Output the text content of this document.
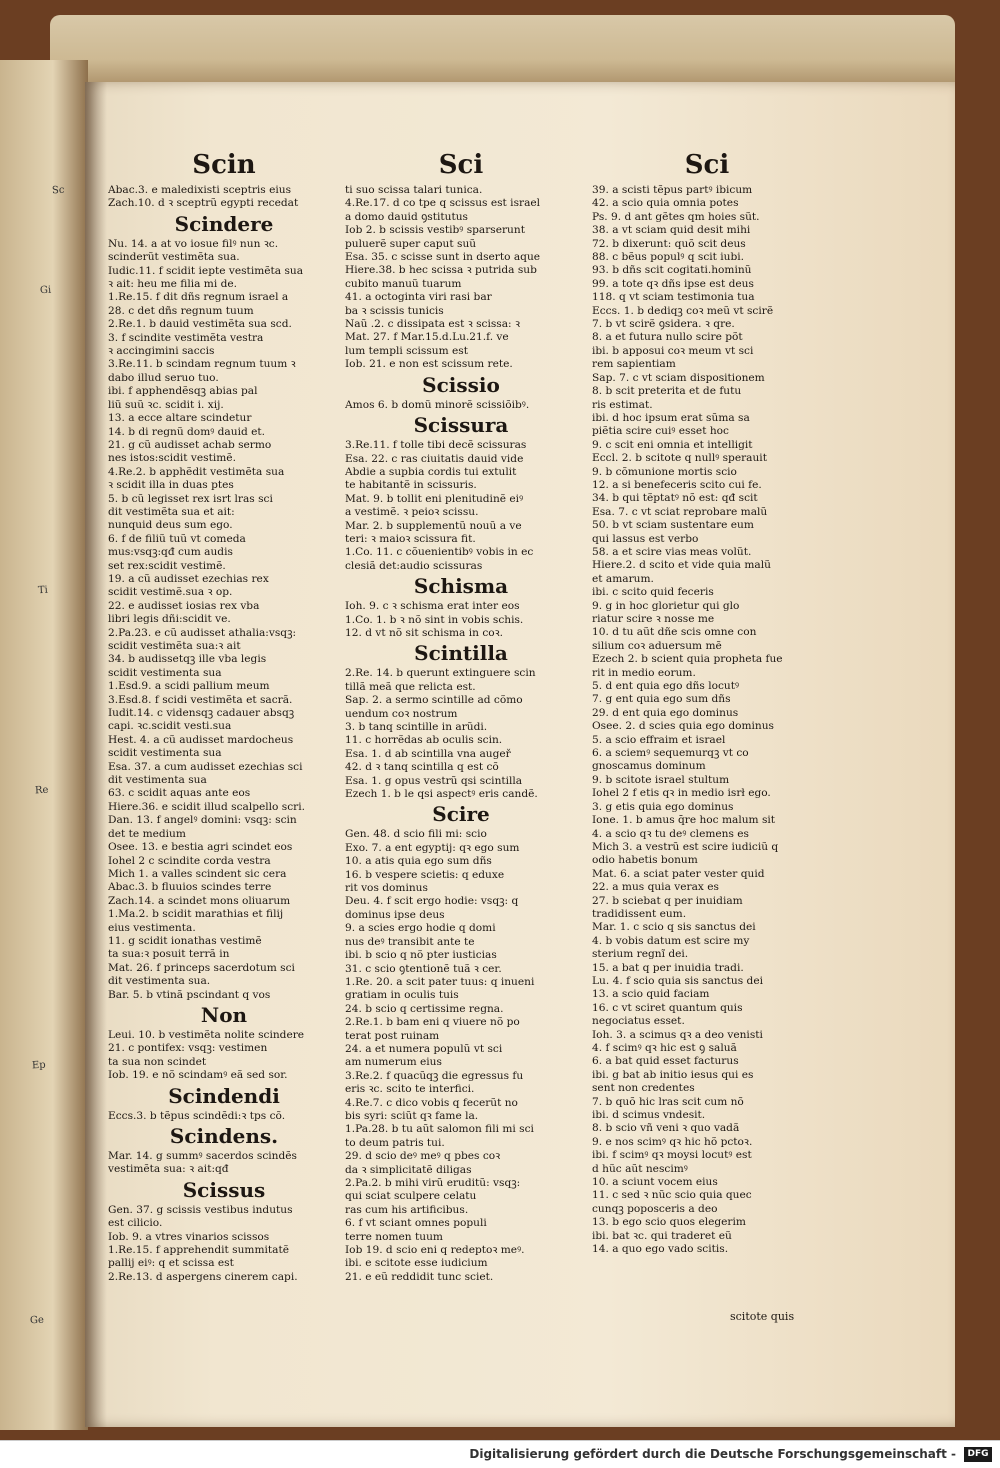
Sc
Gi
Ti
Re
Ep
Ge
Scin
Abac.3. e maledixisti sceptris eius
Zach.10. d ꝛ sceptrũ egypti recedat
Scindere
Nu. 14. a at vo iosue filꝰ nun ꝛc.
scinderũt vestimẽta sua.
Iudic.11. f scidit iepte vestimẽta sua
ꝛ ait: heu me filia mi de.
1.Re.15. f dit dñs regnum israel a
28. c det dñs regnum tuum
2.Re.1. b dauid vestimẽta sua scd.
3. f scindite vestimẽta vestra
ꝛ accingimini saccis
3.Re.11. b scindam regnum tuum ꝛ
dabo illud seruo tuo.
ibi. f apphendẽsqꝫ abias pal
liũ suũ ꝛc. scidit i. xij.
13. a ecce altare scindetur
14. b di regnũ domꝰ dauid et.
21. g cũ audisset achab sermo
nes istos:scidit vestimẽ.
4.Re.2. b apphẽdit vestimẽta sua
ꝛ scidit illa in duas ptes
5. b cũ legisset rex isrt lras sci
dit vestimẽta sua et ait:
nunquid deus sum ego.
6. f de filiũ tuũ vt comeda
mus:vsqꝫ:qđ cum audis
set rex:scidit vestimẽ.
19. a cũ audisset ezechias rex
scidit vestimẽ.sua ꝛ op.
22. e audisset iosias rex vba
libri legis dñi:scidit ve.
2.Pa.23. e cũ audisset athalia:vsqꝫ:
scidit vestimẽta sua:ꝛ ait
34. b audissetqꝫ ille vba legis
scidit vestimenta sua
1.Esd.9. a scidi pallium meum
3.Esd.8. f scidi vestimẽta et sacrã.
Iudit.14. c vidensqꝫ cadauer absqꝫ
capi. ꝛc.scidit vesti.sua
Hest. 4. a cũ audisset mardocheus
scidit vestimenta sua
Esa. 37. a cum audisset ezechias sci
dit vestimenta sua
63. c scidit aquas ante eos
Hiere.36. e scidit illud scalpello scri.
Dan. 13. f angelꝰ domini: vsqꝫ: scin
det te medium
Osee. 13. e bestia agri scindet eos
Iohel 2 c scindite corda vestra
Mich 1. a valles scindent sic cera
Abac.3. b fluuios scindes terre
Zach.14. a scindet mons oliuarum
1.Ma.2. b scidit marathias et filij
eius vestimenta.
11. g scidit ionathas vestimẽ
ta sua:ꝛ posuit terrã in
Mat. 26. f princeps sacerdotum sci
dit vestimenta sua.
Bar. 5. b vtinã pscindant q vos
Non
Leui. 10. b vestimẽta nolite scindere
21. c pontifex: vsqꝫ: vestimen
ta sua non scindet
Iob. 19. e nõ scindamꝰ eã sed sor.
Scindendi
Eccs.3. b tẽpus scindẽdi:ꝛ tps cõ.
Scindens.
Mar. 14. g summꝰ sacerdos scindẽs
vestimẽta sua: ꝛ ait:qđ
Scissus
Gen. 37. g scissis vestibus indutus
est cilicio.
Iob. 9. a vtres vinarios scissos
1.Re.15. f apprehendit summitatẽ
pallij eiꝰ: q et scissa est
2.Re.13. d aspergens cinerem capi.
Sci
ti suo scissa talari tunica.
4.Re.17. d co tpe q scissus est israel
a domo dauid ꝯstitutus
Iob 2. b scissis vestibꝰ sparserunt
puluerẽ super caput suũ
Esa. 35. c scisse sunt in dserto aque
Hiere.38. b hec scissa ꝛ putrida sub
cubito manuũ tuarum
41. a octoginta viri rasi bar
ba ꝛ scissis tunicis
Naũ .2. c dissipata est ꝛ scissa: ꝛ
Mat. 27. f Mar.15.d.Lu.21.f. ve
lum templi scissum est
Iob. 21. e non est scissum rete.
Scissio
Amos 6. b domũ minorẽ scissiõibꝰ.
Scissura
3.Re.11. f tolle tibi decẽ scissuras
Esa. 22. c ras ciuitatis dauid vide
Abdie a supbia cordis tui extulit
te habitantẽ in scissuris.
Mat. 9. b tollit eni plenitudinẽ eiꝰ
a vestimẽ. ꝛ peioꝛ scissu.
Mar. 2. b supplementũ nouũ a ve
teri: ꝛ maioꝛ scissura fit.
1.Co. 11. c cõuenientibꝰ vobis in ec
clesiã det:audio scissuras
Schisma
Ioh. 9. c ꝛ schisma erat inter eos
1.Co. 1. b ꝛ nõ sint in vobis schis.
12. d vt nõ sit schisma in coꝛ.
Scintilla
2.Re. 14. b querunt extinguere scin
tillã meã que relicta est.
Sap. 2. a sermo scintille ad cõmo
uendum coꝛ nostrum
3. b tanq scintille in arũdi.
11. c horrẽdas ab oculis scin.
Esa. 1. d ab scintilla vna augeř
42. d ꝛ tanq scintilla q est cõ
Esa. 1. g opus vestrũ qsi scintilla
Ezech 1. b le qsi aspectꝰ eris candẽ.
Scire
Gen. 48. d scio fili mi: scio
Exo. 7. a ent egyptij: qꝛ ego sum
10. a atis quia ego sum dñs
16. b vespere scietis: q eduxe
rit vos dominus
Deu. 4. f scit ergo hodie: vsqꝫ: q
dominus ipse deus
9. a scies ergo hodie q domi
nus deꝰ transibit ante te
ibi. b scio q nõ pter iusticias
31. c scio ꝯtentionẽ tuã ꝛ cer.
1.Re. 20. a scit pater tuus: q inueni
gratiam in oculis tuis
24. b scio q certissime regna.
2.Re.1. b bam eni q viuere nõ po
terat post ruinam
24. a et numera populũ vt sci
am numerum eius
3.Re.2. f quacũqꝫ die egressus fu
eris ꝛc. scito te interfici.
4.Re.7. c dico vobis q fecerũt no
bis syri: sciũt qꝛ fame la.
1.Pa.28. b tu aũt salomon fili mi sci
to deum patris tui.
29. d scio deꝰ meꝰ q pbes coꝛ
da ꝛ simplicitatẽ diligas
2.Pa.2. b mihi virũ eruditũ: vsqꝫ:
qui sciat sculpere celatu
ras cum his artificibus.
6. f vt sciant omnes populi
terre nomen tuum
Iob 19. d scio eni q redeptoꝛ meꝰ.
ibi. e scitote esse iudicium
21. e eũ reddidit tunc sciet.
Sci
39. a scisti tẽpus partꝰ ibicum
42. a scio quia omnia potes
Ps. 9. d ant gẽtes qm hoies sũt.
38. a vt sciam quid desit mihi
72. b dixerunt: quõ scit deus
88. c bẽus populꝰ q scit iubi.
93. b dñs scit cogitati.hominũ
99. a tote qꝛ dñs ipse est deus
118. q vt sciam testimonia tua
Eccs. 1. b dediqꝫ coꝛ meũ vt scirẽ
7. b vt scirẽ ꝯsidera. ꝛ qre.
8. a et futura nullo scire põt
ibi. b apposui coꝛ meum vt sci
rem sapientiam
Sap. 7. c vt sciam dispositionem
8. b scit preterita et de futu
ris estimat.
ibi. d hoc ipsum erat sũma sa
piẽtia scire cuiꝰ esset hoc
9. c scit eni omnia et intelligit
Eccl. 2. b scitote q nullꝰ sperauit
9. b cõmunione mortis scio
12. a si benefeceris scito cui fe.
34. b qui tẽptatꝰ nõ est: qđ scit
Esa. 7. c vt sciat reprobare malũ
50. b vt sciam sustentare eum
qui lassus est verbo
58. a et scire vias meas volũt.
Hiere.2. d scito et vide quia malũ
et amarum.
ibi. c scito quid feceris
9. g in hoc glorietur qui glo
riatur scire ꝛ nosse me
10. d tu aũt dñe scis omne con
silium coꝛ aduersum mẽ
Ezech 2. b scient quia propheta fue
rit in medio eorum.
5. d ent quia ego dñs locutꝰ
7. g ent quia ego sum dñs
29. d ent quia ego dominus
Osee. 2. d scies quia ego dominus
5. a scio effraim et israel
6. a sciemꝰ sequemurqꝫ vt co
gnoscamus dominum
9. b scitote israel stultum
Iohel 2 f etis qꝛ in medio isrł ego.
3. g etis quia ego dominus
Ione. 1. b amus q̄re hoc malum sit
4. a scio qꝛ tu deꝰ clemens es
Mich 3. a vestrũ est scire iudiciũ q
odio habetis bonum
Mat. 6. a sciat pater vester quid
22. a mus quia verax es
27. b sciebat q per inuidiam
tradidissent eum.
Mar. 1. c scio q sis sanctus dei
4. b vobis datum est scire my
sterium regnĩ dei.
15. a bat q per inuidia tradi.
Lu. 4. f scio quia sis sanctus dei
13. a scio quid faciam
16. c vt sciret quantum quis
negociatus esset.
Ioh. 3. a scimus qꝛ a deo venisti
4. f scimꝰ qꝛ hic est ꝯ saluã
6. a bat quid esset facturus
ibi. g bat ab initio iesus qui es
sent non credentes
7. b quõ hic lras scit cum nõ
ibi. d scimus vndesit.
8. b scio vñ veni ꝛ quo vadã
9. e nos scimꝰ qꝛ hic hõ pctoꝛ.
ibi. f scimꝰ qꝛ moysi locutꝰ est
d hũc aũt nescimꝰ
10. a sciunt vocem eius
11. c sed ꝛ nũc scio quia quec
cunqꝫ poposceris a deo
13. b ego scio quos elegerim
ibi. bat ꝛc. qui traderet eũ
14. a quo ego vado scitis.
scitote quis
Digitalisierung gefördert durch die Deutsche Forschungsgemeinschaft -	DFG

——————

● Task brief: Select all lines in the listing above where the word "eius" appears, and show them.

● Complete answer:
Abac.3. e maledixisti sceptris eius
eius vestimenta.
am numerum eius
10. a sciunt vocem eius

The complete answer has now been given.